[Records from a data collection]

____________________

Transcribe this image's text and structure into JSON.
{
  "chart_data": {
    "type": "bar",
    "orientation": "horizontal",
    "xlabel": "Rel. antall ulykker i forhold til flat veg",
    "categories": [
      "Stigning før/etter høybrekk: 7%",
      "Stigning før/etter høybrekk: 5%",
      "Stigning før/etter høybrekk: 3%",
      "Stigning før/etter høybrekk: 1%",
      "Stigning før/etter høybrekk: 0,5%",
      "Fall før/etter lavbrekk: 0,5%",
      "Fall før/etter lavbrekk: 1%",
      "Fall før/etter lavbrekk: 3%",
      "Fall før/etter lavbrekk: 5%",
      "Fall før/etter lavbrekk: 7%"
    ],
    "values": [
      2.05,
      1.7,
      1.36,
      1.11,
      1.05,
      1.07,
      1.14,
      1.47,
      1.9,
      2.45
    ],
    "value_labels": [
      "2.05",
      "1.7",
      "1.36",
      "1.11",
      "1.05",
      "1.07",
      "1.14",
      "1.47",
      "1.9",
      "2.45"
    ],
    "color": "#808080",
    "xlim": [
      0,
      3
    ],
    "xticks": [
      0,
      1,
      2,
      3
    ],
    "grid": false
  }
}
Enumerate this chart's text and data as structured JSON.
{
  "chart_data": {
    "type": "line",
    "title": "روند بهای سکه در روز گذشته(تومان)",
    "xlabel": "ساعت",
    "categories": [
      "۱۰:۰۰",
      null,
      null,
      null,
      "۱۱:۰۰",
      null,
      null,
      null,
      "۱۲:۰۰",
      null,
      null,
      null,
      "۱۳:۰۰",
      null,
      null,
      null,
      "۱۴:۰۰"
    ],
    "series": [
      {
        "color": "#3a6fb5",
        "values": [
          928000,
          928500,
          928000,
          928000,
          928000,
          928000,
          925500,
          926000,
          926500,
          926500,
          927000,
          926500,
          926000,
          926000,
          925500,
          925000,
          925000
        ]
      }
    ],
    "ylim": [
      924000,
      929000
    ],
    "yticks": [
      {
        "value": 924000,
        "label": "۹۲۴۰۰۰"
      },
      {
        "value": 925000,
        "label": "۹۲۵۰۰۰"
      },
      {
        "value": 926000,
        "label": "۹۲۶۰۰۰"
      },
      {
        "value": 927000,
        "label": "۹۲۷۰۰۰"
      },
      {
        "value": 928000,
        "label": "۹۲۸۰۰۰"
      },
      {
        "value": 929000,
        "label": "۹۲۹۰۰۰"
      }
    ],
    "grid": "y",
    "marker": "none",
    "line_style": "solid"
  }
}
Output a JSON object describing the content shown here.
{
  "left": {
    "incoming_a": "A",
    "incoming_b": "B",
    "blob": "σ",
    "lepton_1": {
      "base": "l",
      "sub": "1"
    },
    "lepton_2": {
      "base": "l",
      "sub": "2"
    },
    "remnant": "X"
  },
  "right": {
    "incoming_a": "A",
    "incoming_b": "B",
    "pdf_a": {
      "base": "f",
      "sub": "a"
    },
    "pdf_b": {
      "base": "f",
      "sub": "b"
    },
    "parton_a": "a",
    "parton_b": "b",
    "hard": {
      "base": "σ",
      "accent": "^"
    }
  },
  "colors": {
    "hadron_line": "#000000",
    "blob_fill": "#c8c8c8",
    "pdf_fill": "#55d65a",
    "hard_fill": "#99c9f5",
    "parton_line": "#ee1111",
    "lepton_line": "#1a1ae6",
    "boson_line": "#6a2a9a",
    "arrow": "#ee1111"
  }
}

____________________

- _Task goal_:
Repeat exactly the lines from the line containing "Output a JSON" through the end of the listing above; both boundary lines are part of the output.

- _Solution_:
Output a JSON object describing the content shown here.
{
  "left": {
    "incoming_a": "A",
    "incoming_b": "B",
    "blob": "σ",
    "lepton_1": {
      "base": "l",
      "sub": "1"
    },
    "lepton_2": {
      "base": "l",
      "sub": "2"
    },
    "remnant": "X"
  },
  "right": {
    "incoming_a": "A",
    "incoming_b": "B",
    "pdf_a": {
      "base": "f",
      "sub": "a"
    },
    "pdf_b": {
      "base": "f",
      "sub": "b"
    },
    "parton_a": "a",
    "parton_b": "b",
    "hard": {
      "base": "σ",
      "accent": "^"
    }
  },
  "colors": {
    "hadron_line": "#000000",
    "blob_fill": "#c8c8c8",
    "pdf_fill": "#55d65a",
    "hard_fill": "#99c9f5",
    "parton_line": "#ee1111",
    "lepton_line": "#1a1ae6",
    "boson_line": "#6a2a9a",
    "arrow": "#ee1111"
  }
}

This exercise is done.